DATA TO PROCESS:
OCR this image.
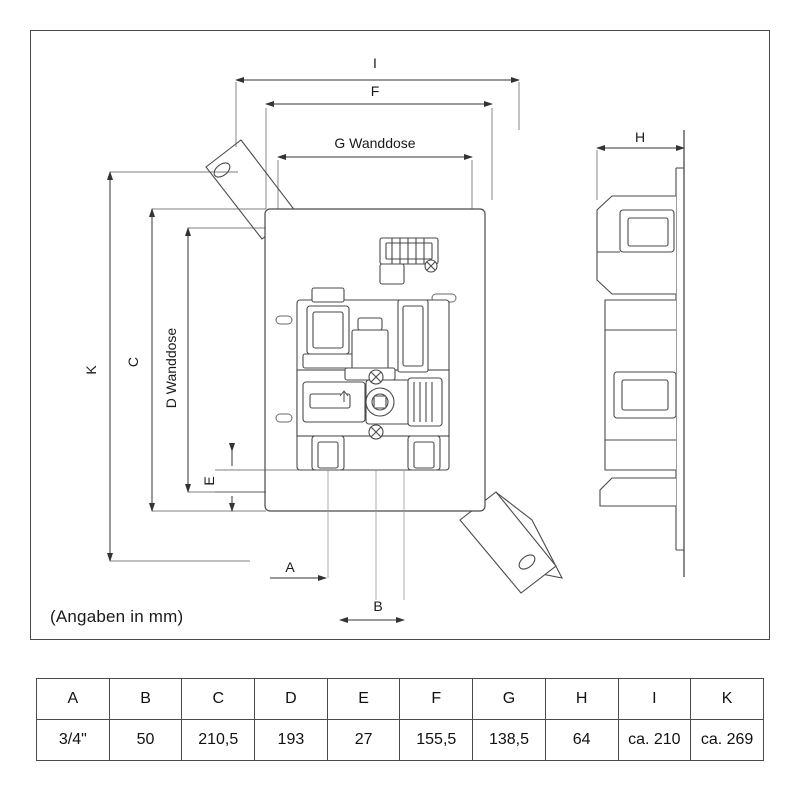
I
F
G Wanddose	H
K
C D Wanddose
E
A
B
(Angaben in mm)
A	B	C	D	E	F	G	H	I	K
3/4"	50	210,5	193	27	155,5	138,5	64	ca. 210	ca. 269
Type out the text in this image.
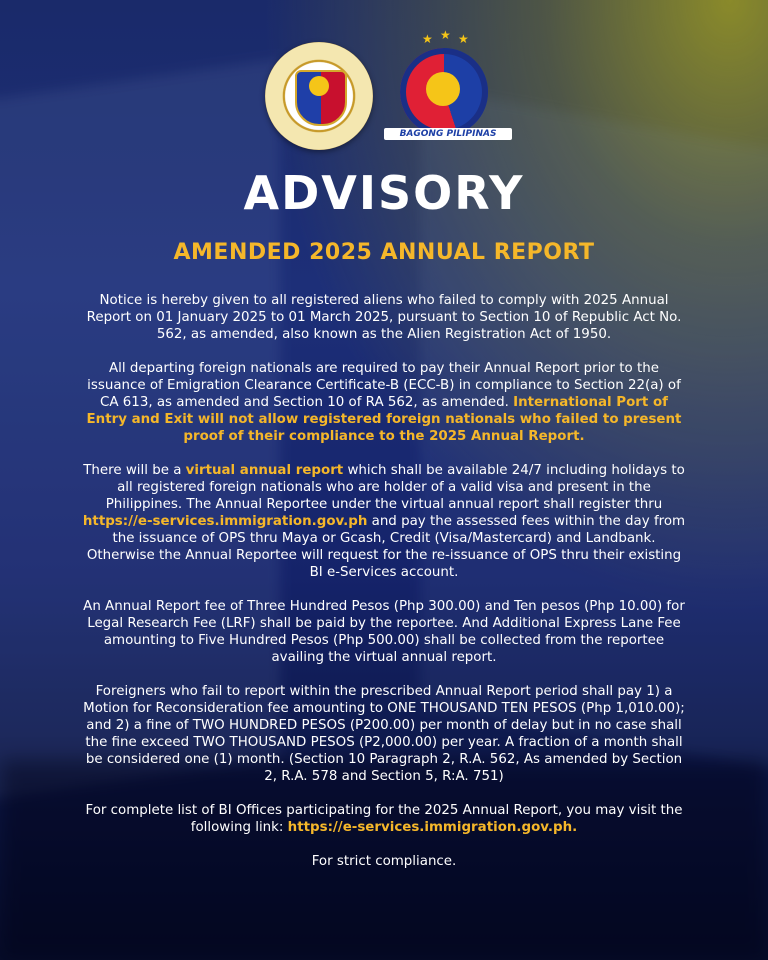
★ ★ ★
BAGONG PILIPINAS
ADVISORY
AMENDED 2025 ANNUAL REPORT

Notice is hereby given to all registered aliens who failed to comply with 2025 Annual Report on 01 January 2025 to 01 March 2025, pursuant to Section 10 of Republic Act No. 562, as amended, also known as the Alien Registration Act of 1950.

All departing foreign nationals are required to pay their Annual Report prior to the issuance of Emigration Clearance Certificate-B (ECC-B) in compliance to Section 22(a) of CA 613, as amended and Section 10 of RA 562, as amended. International Port of Entry and Exit will not allow registered foreign nationals who failed to present proof of their compliance to the 2025 Annual Report.

There will be a virtual annual report which shall be available 24/7 including holidays to all registered foreign nationals who are holder of a valid visa and present in the Philippines. The Annual Reportee under the virtual annual report shall register thru https://e-services.immigration.gov.ph and pay the assessed fees within the day from the issuance of OPS thru Maya or Gcash, Credit (Visa/Mastercard) and Landbank. Otherwise the Annual Reportee will request for the re-issuance of OPS thru their existing BI e-Services account.

An Annual Report fee of Three Hundred Pesos (Php 300.00) and Ten pesos (Php 10.00) for Legal Research Fee (LRF) shall be paid by the reportee. And Additional Express Lane Fee amounting to Five Hundred Pesos (Php 500.00) shall be collected from the reportee availing the virtual annual report.

Foreigners who fail to report within the prescribed Annual Report period shall pay 1) a Motion for Reconsideration fee amounting to ONE THOUSAND TEN PESOS (Php 1,010.00); and 2) a fine of TWO HUNDRED PESOS (P200.00) per month of delay but in no case shall the fine exceed TWO THOUSAND PESOS (P2,000.00) per year. A fraction of a month shall be considered one (1) month. (Section 10 Paragraph 2, R.A. 562, As amended by Section 2, R.A. 578 and Section 5, R:A. 751)

For complete list of BI Offices participating for the 2025 Annual Report, you may visit the following link: https://e-services.immigration.gov.ph.

For strict compliance.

WHAT IS REQUIRED:
Set the pictures aside and transcribe the data above exactly.

RESULT FOR THIS TASK:
OCR this image.
I
F
G Wanddose	H
K
C D Wanddose
E
A
B
(Angaben in mm)
A	B	C	D	E	F	G	H	I	K
3/4"	50	210,5	193	27	155,5	138,5	64	ca. 210	ca. 269
Type out the text in this image.
★ ★ ★
BAGONG PILIPINAS
ADVISORY
AMENDED 2025 ANNUAL REPORT

Notice is hereby given to all registered aliens who failed to comply with 2025 Annual Report on 01 January 2025 to 01 March 2025, pursuant to Section 10 of Republic Act No. 562, as amended, also known as the Alien Registration Act of 1950.

All departing foreign nationals are required to pay their Annual Report prior to the issuance of Emigration Clearance Certificate-B (ECC-B) in compliance to Section 22(a) of CA 613, as amended and Section 10 of RA 562, as amended. International Port of Entry and Exit will not allow registered foreign nationals who failed to present proof of their compliance to the 2025 Annual Report.

There will be a virtual annual report which shall be available 24/7 including holidays to all registered foreign nationals who are holder of a valid visa and present in the Philippines. The Annual Reportee under the virtual annual report shall register thru https://e-services.immigration.gov.ph and pay the assessed fees within the day from the issuance of OPS thru Maya or Gcash, Credit (Visa/Mastercard) and Landbank. Otherwise the Annual Reportee will request for the re-issuance of OPS thru their existing BI e-Services account.

An Annual Report fee of Three Hundred Pesos (Php 300.00) and Ten pesos (Php 10.00) for Legal Research Fee (LRF) shall be paid by the reportee. And Additional Express Lane Fee amounting to Five Hundred Pesos (Php 500.00) shall be collected from the reportee availing the virtual annual report.

Foreigners who fail to report within the prescribed Annual Report period shall pay 1) a Motion for Reconsideration fee amounting to ONE THOUSAND TEN PESOS (Php 1,010.00); and 2) a fine of TWO HUNDRED PESOS (P200.00) per month of delay but in no case shall the fine exceed TWO THOUSAND PESOS (P2,000.00) per year. A fraction of a month shall be considered one (1) month. (Section 10 Paragraph 2, R.A. 562, As amended by Section 2, R.A. 578 and Section 5, R:A. 751)

For complete list of BI Offices participating for the 2025 Annual Report, you may visit the following link: https://e-services.immigration.gov.ph.

For strict compliance.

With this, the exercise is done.